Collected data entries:
** START **

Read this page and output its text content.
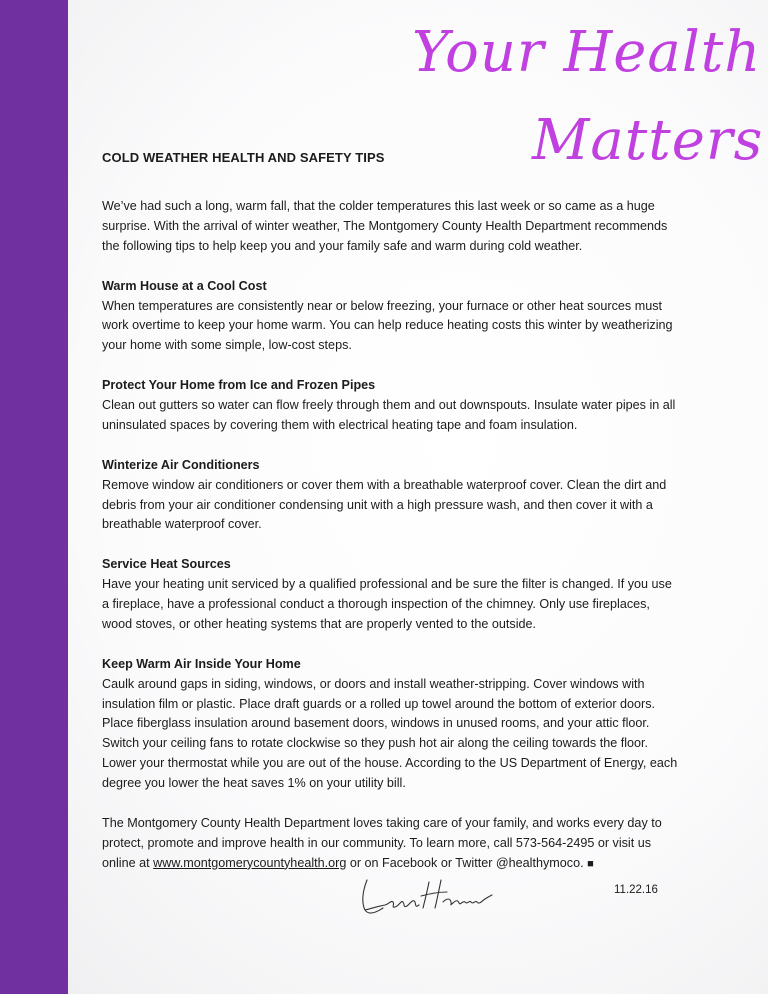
Your Health
Matters
COLD WEATHER HEALTH AND SAFETY TIPS

We’ve had such a long, warm fall, that the colder temperatures this last week or so came as a huge surprise. With the arrival of winter weather, The Montgomery County Health Department recommends the following tips to help keep you and your family safe and warm during cold weather.

Warm House at a Cool Cost
When temperatures are consistently near or below freezing, your furnace or other heat sources must work overtime to keep your home warm. You can help reduce heating costs this winter by weatherizing your home with some simple, low-cost steps.

Protect Your Home from Ice and Frozen Pipes
Clean out gutters so water can flow freely through them and out downspouts. Insulate water pipes in all uninsulated spaces by covering them with electrical heating tape and foam insulation.

Winterize Air Conditioners
Remove window air conditioners or cover them with a breathable waterproof cover. Clean the dirt and debris from your air conditioner condensing unit with a high pressure wash, and then cover it with a breathable waterproof cover.

Service Heat Sources
Have your heating unit serviced by a qualified professional and be sure the filter is changed. If you use a fireplace, have a professional conduct a thorough inspection of the chimney. Only use fireplaces, wood stoves, or other heating systems that are properly vented to the outside.

Keep Warm Air Inside Your Home
Caulk around gaps in siding, windows, or doors and install weather-stripping. Cover windows with insulation film or plastic. Place draft guards or a rolled up towel around the bottom of exterior doors. Place fiberglass insulation around basement doors, windows in unused rooms, and your attic floor. Switch your ceiling fans to rotate clockwise so they push hot air along the ceiling towards the floor. Lower your thermostat while you are out of the house. According to the US Department of Energy, each degree you lower the heat saves 1% on your utility bill.

The Montgomery County Health Department loves taking care of your family, and works every day to protect, promote and improve health in our community. To learn more, call 573-564-2495 or visit us online at www.montgomerycountyhealth.org or on Facebook or Twitter @healthymoco. ■

11.22.16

** END **

WHAT TO DO: Extract every line above that contains the word "temperatures".

WORKED SOLUTION:
We’ve had such a long, warm fall, that the colder temperatures this last week or so came as a huge surprise. With the arrival of winter weather, The Montgomery County Health Department recommends the following tips to help keep you and your family safe and warm during cold weather.
When temperatures are consistently near or below freezing, your furnace or other heat sources must work overtime to keep your home warm. You can help reduce heating costs this winter by weatherizing your home with some simple, low-cost steps.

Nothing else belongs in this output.